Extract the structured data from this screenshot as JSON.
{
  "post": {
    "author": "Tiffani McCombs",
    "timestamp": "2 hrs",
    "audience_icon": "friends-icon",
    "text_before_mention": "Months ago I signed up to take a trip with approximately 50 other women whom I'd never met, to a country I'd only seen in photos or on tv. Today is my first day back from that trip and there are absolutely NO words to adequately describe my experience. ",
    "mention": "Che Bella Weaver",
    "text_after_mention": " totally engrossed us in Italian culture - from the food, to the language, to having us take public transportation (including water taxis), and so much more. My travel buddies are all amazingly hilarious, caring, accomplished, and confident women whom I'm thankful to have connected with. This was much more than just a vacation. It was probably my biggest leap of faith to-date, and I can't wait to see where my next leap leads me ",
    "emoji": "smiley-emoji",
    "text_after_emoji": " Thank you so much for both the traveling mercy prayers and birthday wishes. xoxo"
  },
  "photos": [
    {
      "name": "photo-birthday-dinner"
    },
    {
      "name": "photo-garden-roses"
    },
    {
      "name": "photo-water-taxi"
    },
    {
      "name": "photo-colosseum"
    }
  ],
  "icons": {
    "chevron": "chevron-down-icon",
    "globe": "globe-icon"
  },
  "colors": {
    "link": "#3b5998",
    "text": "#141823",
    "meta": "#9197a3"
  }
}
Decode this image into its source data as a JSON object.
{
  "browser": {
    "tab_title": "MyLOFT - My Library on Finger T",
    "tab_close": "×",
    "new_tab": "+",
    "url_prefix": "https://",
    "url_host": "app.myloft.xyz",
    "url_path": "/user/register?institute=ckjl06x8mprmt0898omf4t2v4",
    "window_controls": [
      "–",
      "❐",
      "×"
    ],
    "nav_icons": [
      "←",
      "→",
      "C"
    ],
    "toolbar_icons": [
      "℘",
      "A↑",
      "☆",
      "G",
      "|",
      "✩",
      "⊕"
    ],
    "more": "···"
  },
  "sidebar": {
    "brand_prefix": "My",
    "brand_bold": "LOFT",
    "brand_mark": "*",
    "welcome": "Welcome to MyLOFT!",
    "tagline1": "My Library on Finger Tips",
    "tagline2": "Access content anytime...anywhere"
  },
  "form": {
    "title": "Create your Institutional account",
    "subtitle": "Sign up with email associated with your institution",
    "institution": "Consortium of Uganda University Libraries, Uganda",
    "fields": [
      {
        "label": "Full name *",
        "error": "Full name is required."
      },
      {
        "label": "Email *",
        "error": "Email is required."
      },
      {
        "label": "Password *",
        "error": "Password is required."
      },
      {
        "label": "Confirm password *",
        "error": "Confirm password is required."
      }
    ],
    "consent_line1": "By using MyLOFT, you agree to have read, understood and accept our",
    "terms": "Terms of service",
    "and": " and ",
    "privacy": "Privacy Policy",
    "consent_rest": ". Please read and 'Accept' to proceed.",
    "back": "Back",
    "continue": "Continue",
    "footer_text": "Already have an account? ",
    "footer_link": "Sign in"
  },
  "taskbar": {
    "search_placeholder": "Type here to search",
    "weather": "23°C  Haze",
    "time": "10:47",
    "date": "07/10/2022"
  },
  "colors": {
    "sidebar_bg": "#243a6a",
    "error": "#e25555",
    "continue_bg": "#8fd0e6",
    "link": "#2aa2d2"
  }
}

-------------------------

**Exercise directions**. Make an exact copy of the data above.

**Task answer**.
Extract the structured data from this screenshot as JSON.
{
  "post": {
    "author": "Tiffani McCombs",
    "timestamp": "2 hrs",
    "audience_icon": "friends-icon",
    "text_before_mention": "Months ago I signed up to take a trip with approximately 50 other women whom I'd never met, to a country I'd only seen in photos or on tv. Today is my first day back from that trip and there are absolutely NO words to adequately describe my experience. ",
    "mention": "Che Bella Weaver",
    "text_after_mention": " totally engrossed us in Italian culture - from the food, to the language, to having us take public transportation (including water taxis), and so much more. My travel buddies are all amazingly hilarious, caring, accomplished, and confident women whom I'm thankful to have connected with. This was much more than just a vacation. It was probably my biggest leap of faith to-date, and I can't wait to see where my next leap leads me ",
    "emoji": "smiley-emoji",
    "text_after_emoji": " Thank you so much for both the traveling mercy prayers and birthday wishes. xoxo"
  },
  "photos": [
    {
      "name": "photo-birthday-dinner"
    },
    {
      "name": "photo-garden-roses"
    },
    {
      "name": "photo-water-taxi"
    },
    {
      "name": "photo-colosseum"
    }
  ],
  "icons": {
    "chevron": "chevron-down-icon",
    "globe": "globe-icon"
  },
  "colors": {
    "link": "#3b5998",
    "text": "#141823",
    "meta": "#9197a3"
  }
}
Decode this image into its source data as a JSON object.
{
  "browser": {
    "tab_title": "MyLOFT - My Library on Finger T",
    "tab_close": "×",
    "new_tab": "+",
    "url_prefix": "https://",
    "url_host": "app.myloft.xyz",
    "url_path": "/user/register?institute=ckjl06x8mprmt0898omf4t2v4",
    "window_controls": [
      "–",
      "❐",
      "×"
    ],
    "nav_icons": [
      "←",
      "→",
      "C"
    ],
    "toolbar_icons": [
      "℘",
      "A↑",
      "☆",
      "G",
      "|",
      "✩",
      "⊕"
    ],
    "more": "···"
  },
  "sidebar": {
    "brand_prefix": "My",
    "brand_bold": "LOFT",
    "brand_mark": "*",
    "welcome": "Welcome to MyLOFT!",
    "tagline1": "My Library on Finger Tips",
    "tagline2": "Access content anytime...anywhere"
  },
  "form": {
    "title": "Create your Institutional account",
    "subtitle": "Sign up with email associated with your institution",
    "institution": "Consortium of Uganda University Libraries, Uganda",
    "fields": [
      {
        "label": "Full name *",
        "error": "Full name is required."
      },
      {
        "label": "Email *",
        "error": "Email is required."
      },
      {
        "label": "Password *",
        "error": "Password is required."
      },
      {
        "label": "Confirm password *",
        "error": "Confirm password is required."
      }
    ],
    "consent_line1": "By using MyLOFT, you agree to have read, understood and accept our",
    "terms": "Terms of service",
    "and": " and ",
    "privacy": "Privacy Policy",
    "consent_rest": ". Please read and 'Accept' to proceed.",
    "back": "Back",
    "continue": "Continue",
    "footer_text": "Already have an account? ",
    "footer_link": "Sign in"
  },
  "taskbar": {
    "search_placeholder": "Type here to search",
    "weather": "23°C  Haze",
    "time": "10:47",
    "date": "07/10/2022"
  },
  "colors": {
    "sidebar_bg": "#243a6a",
    "error": "#e25555",
    "continue_bg": "#8fd0e6",
    "link": "#2aa2d2"
  }
}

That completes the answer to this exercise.